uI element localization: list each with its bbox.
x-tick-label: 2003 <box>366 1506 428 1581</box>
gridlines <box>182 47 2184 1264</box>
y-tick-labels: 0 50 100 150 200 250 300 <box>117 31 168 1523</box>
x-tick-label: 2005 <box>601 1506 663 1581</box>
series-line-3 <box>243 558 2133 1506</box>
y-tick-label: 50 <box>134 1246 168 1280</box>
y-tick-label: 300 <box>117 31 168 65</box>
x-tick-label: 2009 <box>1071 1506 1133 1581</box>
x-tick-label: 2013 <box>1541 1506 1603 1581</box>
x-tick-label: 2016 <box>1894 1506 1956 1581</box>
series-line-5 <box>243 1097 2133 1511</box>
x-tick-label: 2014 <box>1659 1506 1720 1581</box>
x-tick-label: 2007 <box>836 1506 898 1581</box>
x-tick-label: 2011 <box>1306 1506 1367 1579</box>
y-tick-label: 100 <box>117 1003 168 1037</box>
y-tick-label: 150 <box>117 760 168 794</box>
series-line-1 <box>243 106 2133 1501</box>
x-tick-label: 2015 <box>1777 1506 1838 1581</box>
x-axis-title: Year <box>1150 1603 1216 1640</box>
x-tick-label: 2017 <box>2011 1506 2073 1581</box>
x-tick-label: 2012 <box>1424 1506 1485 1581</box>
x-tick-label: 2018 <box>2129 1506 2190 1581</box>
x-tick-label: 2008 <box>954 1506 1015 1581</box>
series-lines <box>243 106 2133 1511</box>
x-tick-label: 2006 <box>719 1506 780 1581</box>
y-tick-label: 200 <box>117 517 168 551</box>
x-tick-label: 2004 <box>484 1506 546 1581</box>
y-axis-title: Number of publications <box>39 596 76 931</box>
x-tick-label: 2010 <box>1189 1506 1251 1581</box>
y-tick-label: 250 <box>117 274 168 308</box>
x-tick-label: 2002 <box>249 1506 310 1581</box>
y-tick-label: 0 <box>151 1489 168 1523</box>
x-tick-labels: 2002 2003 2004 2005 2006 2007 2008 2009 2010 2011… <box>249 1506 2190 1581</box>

+ + + +

**Problem to solve:** Rewrite the lines above with "Number of publications" changed to "Publication count", leaving everything else as is.

**Answer to this exercise:**
uI element localization: list each with its bbox.
x-tick-label: 2003 <box>366 1506 428 1581</box>
gridlines <box>182 47 2184 1264</box>
y-tick-labels: 0 50 100 150 200 250 300 <box>117 31 168 1523</box>
x-tick-label: 2005 <box>601 1506 663 1581</box>
series-line-3 <box>243 558 2133 1506</box>
y-tick-label: 50 <box>134 1246 168 1280</box>
y-tick-label: 300 <box>117 31 168 65</box>
x-tick-label: 2009 <box>1071 1506 1133 1581</box>
x-tick-label: 2013 <box>1541 1506 1603 1581</box>
x-tick-label: 2016 <box>1894 1506 1956 1581</box>
series-line-5 <box>243 1097 2133 1511</box>
x-tick-label: 2014 <box>1659 1506 1720 1581</box>
x-tick-label: 2007 <box>836 1506 898 1581</box>
x-tick-label: 2011 <box>1306 1506 1367 1579</box>
y-tick-label: 100 <box>117 1003 168 1037</box>
y-tick-label: 150 <box>117 760 168 794</box>
series-line-1 <box>243 106 2133 1501</box>
x-tick-label: 2015 <box>1777 1506 1838 1581</box>
x-axis-title: Year <box>1150 1603 1216 1640</box>
x-tick-label: 2017 <box>2011 1506 2073 1581</box>
x-tick-label: 2012 <box>1424 1506 1485 1581</box>
x-tick-label: 2018 <box>2129 1506 2190 1581</box>
x-tick-label: 2008 <box>954 1506 1015 1581</box>
series-lines <box>243 106 2133 1511</box>
x-tick-label: 2006 <box>719 1506 780 1581</box>
y-tick-label: 200 <box>117 517 168 551</box>
x-tick-label: 2004 <box>484 1506 546 1581</box>
y-axis-title: Publication count <box>39 596 76 931</box>
x-tick-label: 2010 <box>1189 1506 1251 1581</box>
y-tick-label: 250 <box>117 274 168 308</box>
x-tick-label: 2002 <box>249 1506 310 1581</box>
y-tick-label: 0 <box>151 1489 168 1523</box>
x-tick-labels: 2002 2003 2004 2005 2006 2007 2008 2009 2010 2011… <box>249 1506 2190 1581</box>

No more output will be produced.